* **DIRECTIONS**: Pictures stay out of the copy; restate everything else in the material exactly.

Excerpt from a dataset
----
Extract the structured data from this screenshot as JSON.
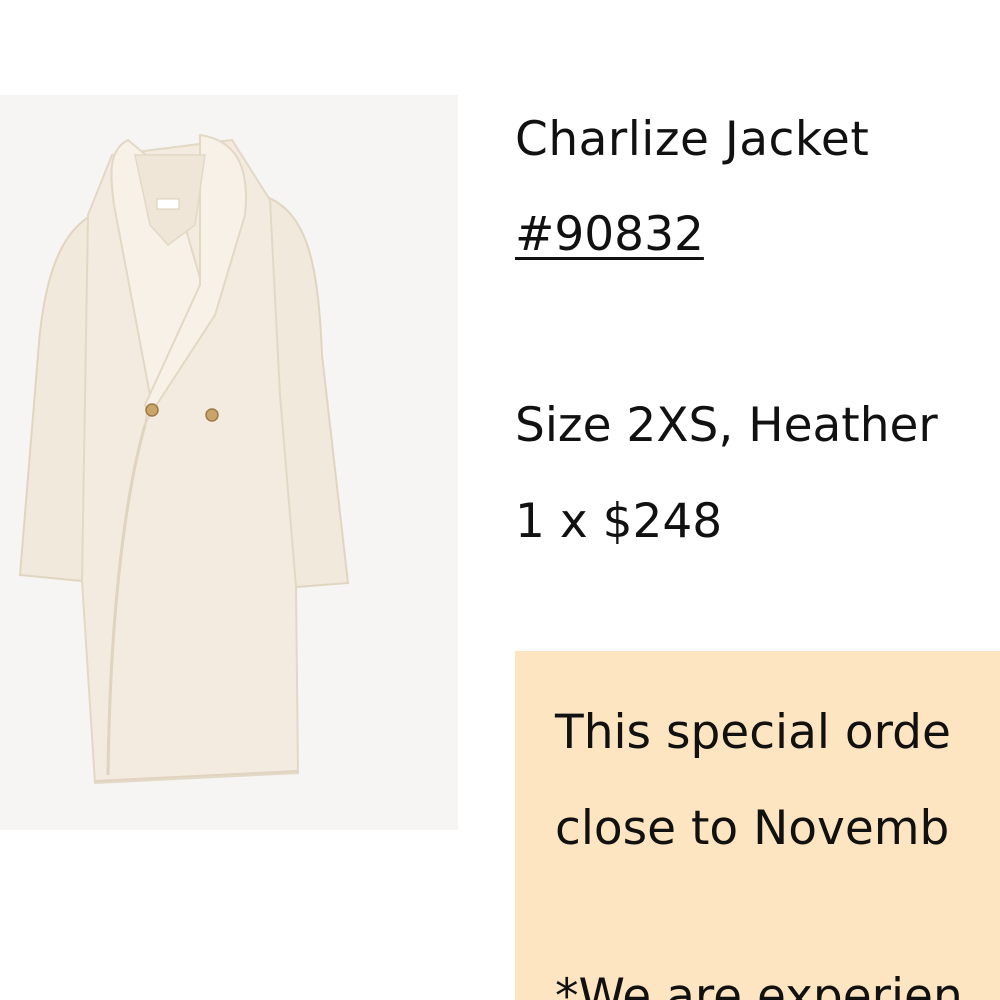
{
  "product": {
    "name": "Charlize Jacket",
    "sku": "#90832",
    "variant": "Size 2XS, Heather",
    "price_line": "1 x $248",
    "image_icon": "coat-image"
  },
  "notice": {
    "line1": "This special orde",
    "line2": "close to Novemb",
    "line3": "*We are experien",
    "background_color": "#fde5c2"
  }
}
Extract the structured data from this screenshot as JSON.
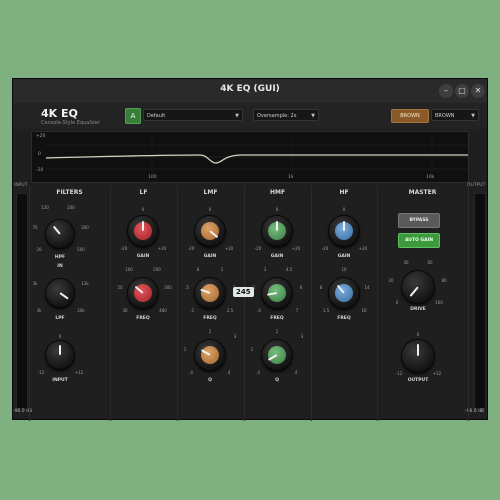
{
  "window": {
    "title": "4K EQ (GUI)",
    "minimize": "–",
    "maximize": "▢",
    "close": "✕"
  },
  "header": {
    "brand": "4K EQ",
    "subtitle": "Console-Style Equalizer",
    "a_button": "A",
    "preset": "Default",
    "oversample": "Oversample: 2x",
    "brown_button": "BROWN",
    "brown_select": "BROWN"
  },
  "display": {
    "y_ticks": [
      "+20",
      "0",
      "-20"
    ],
    "x_ticks": [
      "100",
      "1k",
      "10k"
    ]
  },
  "meters": {
    "input_label": "INPUT",
    "output_label": "OUTPUT",
    "input_db": "-96.0 dB",
    "output_db": "-96.0 dB"
  },
  "sections": {
    "filters": {
      "title": "FILTERS",
      "hpf": {
        "label": "HPF",
        "ticks": [
          "120",
          "200",
          "70",
          "300",
          "20",
          "500",
          "IN"
        ]
      },
      "lpf": {
        "label": "LPF",
        "ticks": [
          "3k",
          "12k",
          "3k",
          "20k"
        ]
      },
      "input": {
        "label": "INPUT",
        "ticks": [
          "0",
          "-12",
          "+12"
        ]
      }
    },
    "lf": {
      "title": "LF",
      "gain": {
        "label": "GAIN",
        "ticks": [
          "0",
          "-20",
          "+20"
        ]
      },
      "freq": {
        "label": "FREQ",
        "ticks": [
          "100",
          "200",
          "50",
          "300",
          "30",
          "480"
        ]
      }
    },
    "lmf": {
      "title": "LMF",
      "gain": {
        "label": "GAIN",
        "ticks": [
          "0",
          "-20",
          "+20"
        ]
      },
      "freq": {
        "label": "FREQ",
        "ticks": [
          "8",
          "1",
          ".5",
          "2",
          ".2",
          "2.5"
        ]
      },
      "q": {
        "label": "Q",
        "ticks": [
          "2",
          "1",
          "3",
          ".4",
          "4"
        ]
      },
      "tooltip": "245"
    },
    "hmf": {
      "title": "HMF",
      "gain": {
        "label": "GAIN",
        "ticks": [
          "0",
          "-20",
          "+20"
        ]
      },
      "freq": {
        "label": "FREQ",
        "ticks": [
          "3",
          "4.5",
          "1",
          "6",
          ".6",
          "7"
        ]
      },
      "q": {
        "label": "Q",
        "ticks": [
          "2",
          "1",
          "3",
          ".4",
          "4"
        ]
      }
    },
    "hf": {
      "title": "HF",
      "gain": {
        "label": "GAIN",
        "ticks": [
          "0",
          "-20",
          "+20"
        ]
      },
      "freq": {
        "label": "FREQ",
        "ticks": [
          "10",
          "8",
          "14",
          "1.5",
          "16"
        ]
      }
    },
    "master": {
      "title": "MASTER",
      "bypass": "BYPASS",
      "auto_gain": "AUTO GAIN",
      "drive": {
        "label": "DRIVE",
        "ticks": [
          "40",
          "60",
          "20",
          "80",
          "0",
          "100"
        ]
      },
      "output": {
        "label": "OUTPUT",
        "ticks": [
          "0",
          "-12",
          "+12"
        ]
      }
    }
  },
  "colors": {
    "red": "#c9343b",
    "orange": "#c98a4f",
    "green": "#4f9b57",
    "blue": "#4f86c1",
    "dark": "#3c3c3c"
  }
}
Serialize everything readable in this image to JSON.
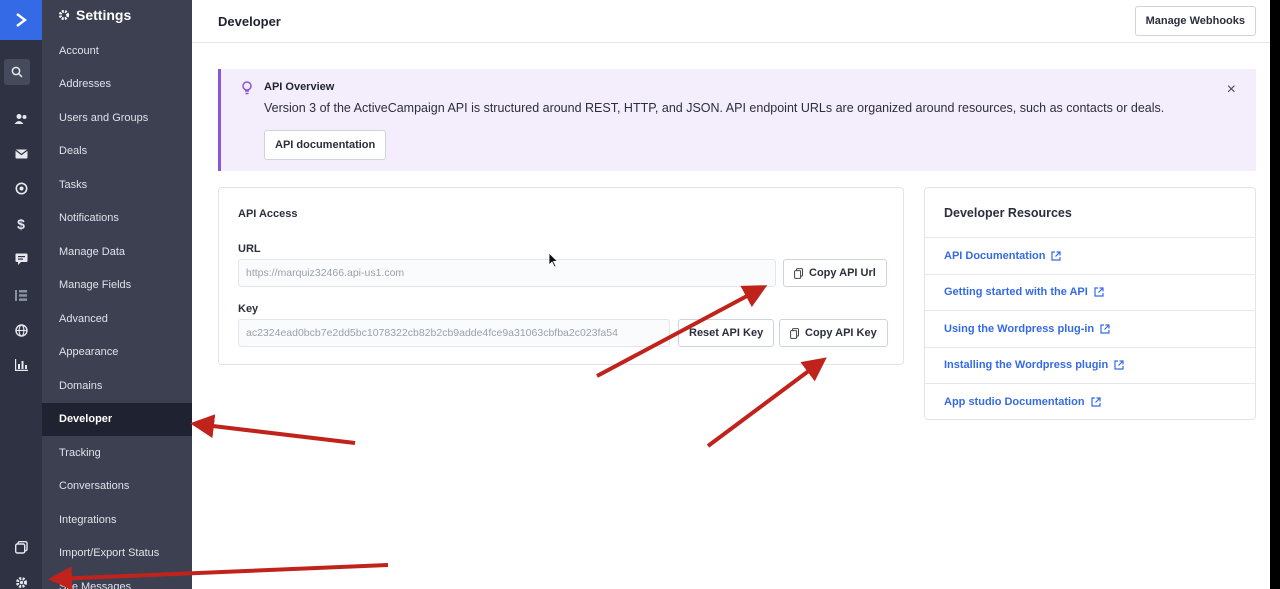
{
  "rail": {
    "icons": [
      "chevron-right-logo-icon",
      "search-icon",
      "contacts-icon",
      "mail-icon",
      "target-icon",
      "dollar-icon",
      "chat-icon",
      "list-icon",
      "globe-icon",
      "reports-icon",
      "pages-icon",
      "gear-icon"
    ]
  },
  "nav": {
    "header": "Settings",
    "items": [
      {
        "label": "Account"
      },
      {
        "label": "Addresses"
      },
      {
        "label": "Users and Groups"
      },
      {
        "label": "Deals"
      },
      {
        "label": "Tasks"
      },
      {
        "label": "Notifications"
      },
      {
        "label": "Manage Data"
      },
      {
        "label": "Manage Fields"
      },
      {
        "label": "Advanced"
      },
      {
        "label": "Appearance"
      },
      {
        "label": "Domains"
      },
      {
        "label": "Developer"
      },
      {
        "label": "Tracking"
      },
      {
        "label": "Conversations"
      },
      {
        "label": "Integrations"
      },
      {
        "label": "Import/Export Status"
      },
      {
        "label": "Site Messages"
      }
    ],
    "active": "Developer"
  },
  "topbar": {
    "title": "Developer",
    "webhooks_label": "Manage Webhooks"
  },
  "banner": {
    "title": "API Overview",
    "text": "Version 3 of the ActiveCampaign API is structured around REST, HTTP, and JSON. API endpoint URLs are organized around resources, such as contacts or deals.",
    "doc_button": "API documentation",
    "close": "×",
    "accent": "#8a57d8"
  },
  "api_access": {
    "title": "API Access",
    "url_label": "URL",
    "url_value": "https://marquiz32466.api-us1.com",
    "copy_url": "Copy API Url",
    "key_label": "Key",
    "key_value": "ac2324ead0bcb7e2dd5bc1078322cb82b2cb9adde4fce9a31063cbfba2c023fa54",
    "reset_key": "Reset API Key",
    "copy_key": "Copy API Key"
  },
  "resources": {
    "title": "Developer Resources",
    "links": [
      {
        "label": "API Documentation"
      },
      {
        "label": "Getting started with the API"
      },
      {
        "label": "Using the Wordpress plug-in"
      },
      {
        "label": "Installing the Wordpress plugin"
      },
      {
        "label": "App studio Documentation"
      }
    ],
    "link_color": "#356ae6"
  },
  "annotations": {
    "arrow_color": "#c0231b"
  }
}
----
* **WRITTEN ANSWER**:
Extract the structured data from this screenshot as JSON.
{
  "product": {
    "name": "Charlize Jacket",
    "sku": "#90832",
    "variant": "Size 2XS, Heather",
    "price_line": "1 x $248",
    "image_icon": "coat-image"
  },
  "notice": {
    "line1": "This special orde",
    "line2": "close to Novemb",
    "line3": "*We are experien",
    "background_color": "#fde5c2"
  }
}
Extract the structured data from this screenshot as JSON.
{
  "window": {
    "title": "4K EQ (GUI)",
    "minimize": "–",
    "maximize": "▢",
    "close": "✕"
  },
  "header": {
    "brand": "4K EQ",
    "subtitle": "Console-Style Equalizer",
    "a_button": "A",
    "preset": "Default",
    "oversample": "Oversample: 2x",
    "brown_button": "BROWN",
    "brown_select": "BROWN"
  },
  "display": {
    "y_ticks": [
      "+20",
      "0",
      "-20"
    ],
    "x_ticks": [
      "100",
      "1k",
      "10k"
    ]
  },
  "meters": {
    "input_label": "INPUT",
    "output_label": "OUTPUT",
    "input_db": "-96.0 dB",
    "output_db": "-96.0 dB"
  },
  "sections": {
    "filters": {
      "title": "FILTERS",
      "hpf": {
        "label": "HPF",
        "ticks": [
          "120",
          "200",
          "70",
          "300",
          "20",
          "500",
          "IN"
        ]
      },
      "lpf": {
        "label": "LPF",
        "ticks": [
          "3k",
          "12k",
          "3k",
          "20k"
        ]
      },
      "input": {
        "label": "INPUT",
        "ticks": [
          "0",
          "-12",
          "+12"
        ]
      }
    },
    "lf": {
      "title": "LF",
      "gain": {
        "label": "GAIN",
        "ticks": [
          "0",
          "-20",
          "+20"
        ]
      },
      "freq": {
        "label": "FREQ",
        "ticks": [
          "100",
          "200",
          "50",
          "300",
          "30",
          "480"
        ]
      }
    },
    "lmf": {
      "title": "LMF",
      "gain": {
        "label": "GAIN",
        "ticks": [
          "0",
          "-20",
          "+20"
        ]
      },
      "freq": {
        "label": "FREQ",
        "ticks": [
          "8",
          "1",
          ".5",
          "2",
          ".2",
          "2.5"
        ]
      },
      "q": {
        "label": "Q",
        "ticks": [
          "2",
          "1",
          "3",
          ".4",
          "4"
        ]
      },
      "tooltip": "245"
    },
    "hmf": {
      "title": "HMF",
      "gain": {
        "label": "GAIN",
        "ticks": [
          "0",
          "-20",
          "+20"
        ]
      },
      "freq": {
        "label": "FREQ",
        "ticks": [
          "3",
          "4.5",
          "1",
          "6",
          ".6",
          "7"
        ]
      },
      "q": {
        "label": "Q",
        "ticks": [
          "2",
          "1",
          "3",
          ".4",
          "4"
        ]
      }
    },
    "hf": {
      "title": "HF",
      "gain": {
        "label": "GAIN",
        "ticks": [
          "0",
          "-20",
          "+20"
        ]
      },
      "freq": {
        "label": "FREQ",
        "ticks": [
          "10",
          "8",
          "14",
          "1.5",
          "16"
        ]
      }
    },
    "master": {
      "title": "MASTER",
      "bypass": "BYPASS",
      "auto_gain": "AUTO GAIN",
      "drive": {
        "label": "DRIVE",
        "ticks": [
          "40",
          "60",
          "20",
          "80",
          "0",
          "100"
        ]
      },
      "output": {
        "label": "OUTPUT",
        "ticks": [
          "0",
          "-12",
          "+12"
        ]
      }
    }
  },
  "colors": {
    "red": "#c9343b",
    "orange": "#c98a4f",
    "green": "#4f9b57",
    "blue": "#4f86c1",
    "dark": "#3c3c3c"
  }
}
Serialize everything readable in this image to JSON.
{
  "rail": {
    "icons": [
      "chevron-right-logo-icon",
      "search-icon",
      "contacts-icon",
      "mail-icon",
      "target-icon",
      "dollar-icon",
      "chat-icon",
      "list-icon",
      "globe-icon",
      "reports-icon",
      "pages-icon",
      "gear-icon"
    ]
  },
  "nav": {
    "header": "Settings",
    "items": [
      {
        "label": "Account"
      },
      {
        "label": "Addresses"
      },
      {
        "label": "Users and Groups"
      },
      {
        "label": "Deals"
      },
      {
        "label": "Tasks"
      },
      {
        "label": "Notifications"
      },
      {
        "label": "Manage Data"
      },
      {
        "label": "Manage Fields"
      },
      {
        "label": "Advanced"
      },
      {
        "label": "Appearance"
      },
      {
        "label": "Domains"
      },
      {
        "label": "Developer"
      },
      {
        "label": "Tracking"
      },
      {
        "label": "Conversations"
      },
      {
        "label": "Integrations"
      },
      {
        "label": "Import/Export Status"
      },
      {
        "label": "Site Messages"
      }
    ],
    "active": "Developer"
  },
  "topbar": {
    "title": "Developer",
    "webhooks_label": "Manage Webhooks"
  },
  "banner": {
    "title": "API Overview",
    "text": "Version 3 of the ActiveCampaign API is structured around REST, HTTP, and JSON. API endpoint URLs are organized around resources, such as contacts or deals.",
    "doc_button": "API documentation",
    "close": "×",
    "accent": "#8a57d8"
  },
  "api_access": {
    "title": "API Access",
    "url_label": "URL",
    "url_value": "https://marquiz32466.api-us1.com",
    "copy_url": "Copy API Url",
    "key_label": "Key",
    "key_value": "ac2324ead0bcb7e2dd5bc1078322cb82b2cb9adde4fce9a31063cbfba2c023fa54",
    "reset_key": "Reset API Key",
    "copy_key": "Copy API Key"
  },
  "resources": {
    "title": "Developer Resources",
    "links": [
      {
        "label": "API Documentation"
      },
      {
        "label": "Getting started with the API"
      },
      {
        "label": "Using the Wordpress plug-in"
      },
      {
        "label": "Installing the Wordpress plugin"
      },
      {
        "label": "App studio Documentation"
      }
    ],
    "link_color": "#356ae6"
  },
  "annotations": {
    "arrow_color": "#c0231b"
  }
}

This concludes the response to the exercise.